• TASK INPUT:
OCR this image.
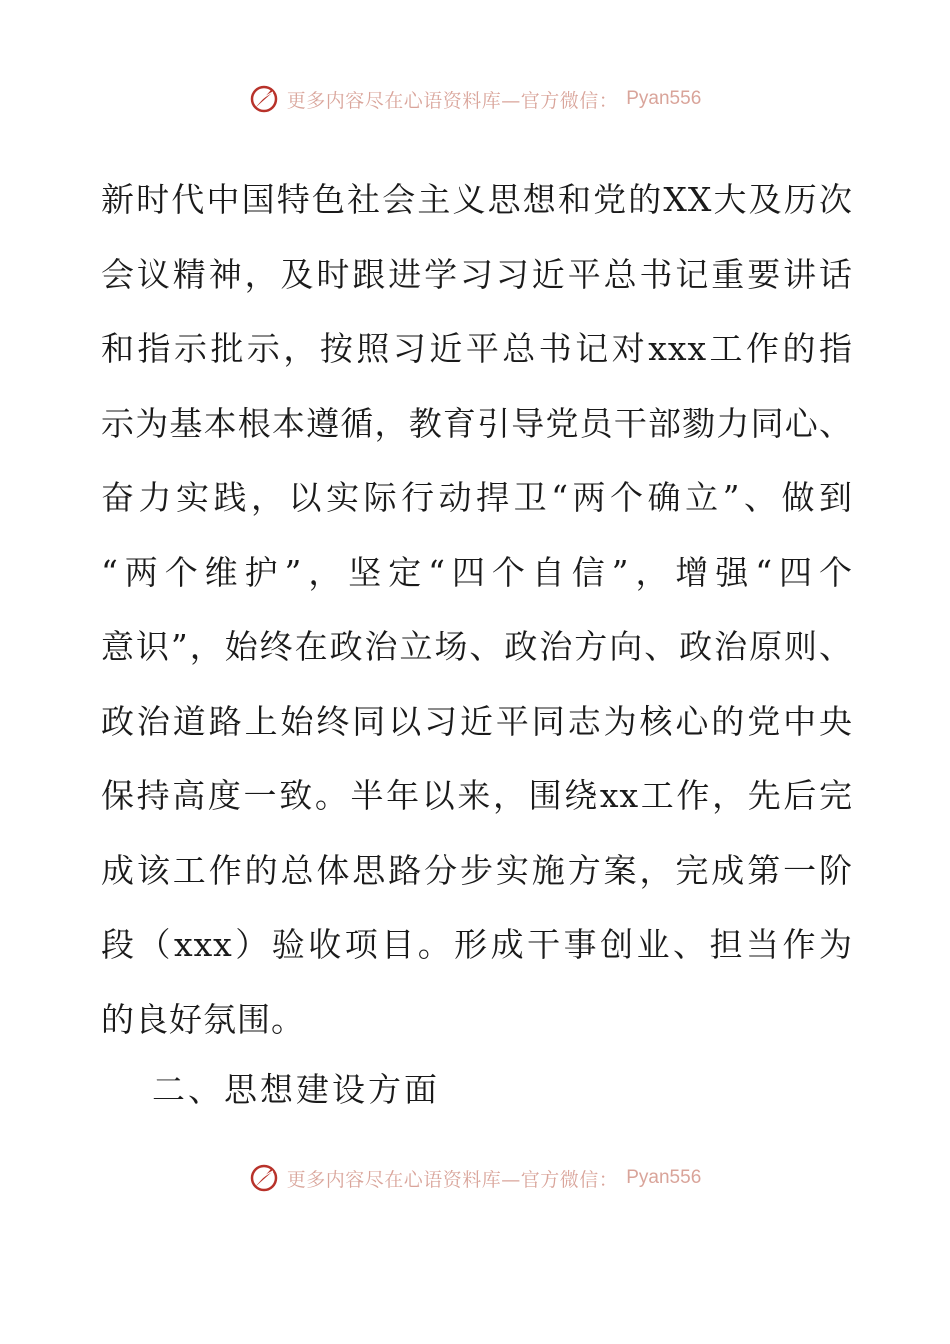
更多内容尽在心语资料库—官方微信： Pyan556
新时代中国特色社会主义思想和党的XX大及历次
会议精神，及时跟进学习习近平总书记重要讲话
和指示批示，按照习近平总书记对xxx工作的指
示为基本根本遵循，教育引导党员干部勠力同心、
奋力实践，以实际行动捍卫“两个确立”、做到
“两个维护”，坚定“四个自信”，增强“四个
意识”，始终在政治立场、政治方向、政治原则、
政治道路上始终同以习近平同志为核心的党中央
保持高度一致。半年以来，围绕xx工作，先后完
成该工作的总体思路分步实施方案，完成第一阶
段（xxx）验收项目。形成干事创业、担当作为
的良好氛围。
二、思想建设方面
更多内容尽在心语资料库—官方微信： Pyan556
--
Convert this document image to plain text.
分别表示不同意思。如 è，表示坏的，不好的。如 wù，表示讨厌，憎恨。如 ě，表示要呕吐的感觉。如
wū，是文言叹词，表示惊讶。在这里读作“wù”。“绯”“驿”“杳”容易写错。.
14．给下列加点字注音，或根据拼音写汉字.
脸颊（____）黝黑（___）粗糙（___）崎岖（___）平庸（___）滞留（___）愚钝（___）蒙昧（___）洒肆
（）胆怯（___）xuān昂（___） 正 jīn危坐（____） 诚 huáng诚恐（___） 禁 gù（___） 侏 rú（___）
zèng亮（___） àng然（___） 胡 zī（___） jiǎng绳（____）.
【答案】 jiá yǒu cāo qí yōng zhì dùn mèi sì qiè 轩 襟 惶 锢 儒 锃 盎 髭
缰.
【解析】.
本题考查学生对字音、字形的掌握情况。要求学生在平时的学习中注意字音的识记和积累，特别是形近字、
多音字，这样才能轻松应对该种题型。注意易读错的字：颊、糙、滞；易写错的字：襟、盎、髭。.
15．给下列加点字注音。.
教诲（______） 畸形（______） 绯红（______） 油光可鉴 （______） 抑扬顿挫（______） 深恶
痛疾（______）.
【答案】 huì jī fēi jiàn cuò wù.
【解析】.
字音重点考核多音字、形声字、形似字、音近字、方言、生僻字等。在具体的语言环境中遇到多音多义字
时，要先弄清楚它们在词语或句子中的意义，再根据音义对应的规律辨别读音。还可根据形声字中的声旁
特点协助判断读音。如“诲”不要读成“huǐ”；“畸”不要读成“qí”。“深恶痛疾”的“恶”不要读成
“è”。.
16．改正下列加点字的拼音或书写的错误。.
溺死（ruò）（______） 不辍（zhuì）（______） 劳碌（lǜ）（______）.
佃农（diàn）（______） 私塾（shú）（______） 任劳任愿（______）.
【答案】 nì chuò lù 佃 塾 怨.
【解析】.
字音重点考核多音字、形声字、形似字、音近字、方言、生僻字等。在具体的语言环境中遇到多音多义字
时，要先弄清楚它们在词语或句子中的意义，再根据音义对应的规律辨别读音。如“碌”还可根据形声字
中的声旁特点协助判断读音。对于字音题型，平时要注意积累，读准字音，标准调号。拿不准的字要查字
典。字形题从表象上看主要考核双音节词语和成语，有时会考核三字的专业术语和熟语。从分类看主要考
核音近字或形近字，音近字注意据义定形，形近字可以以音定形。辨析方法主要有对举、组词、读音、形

• WORK REQUIRED: In the records above, how many lines hold the string "要先弄清楚它们在词语或句子中的意义"? Reply with only the number.

• TASK OUTPUT: 2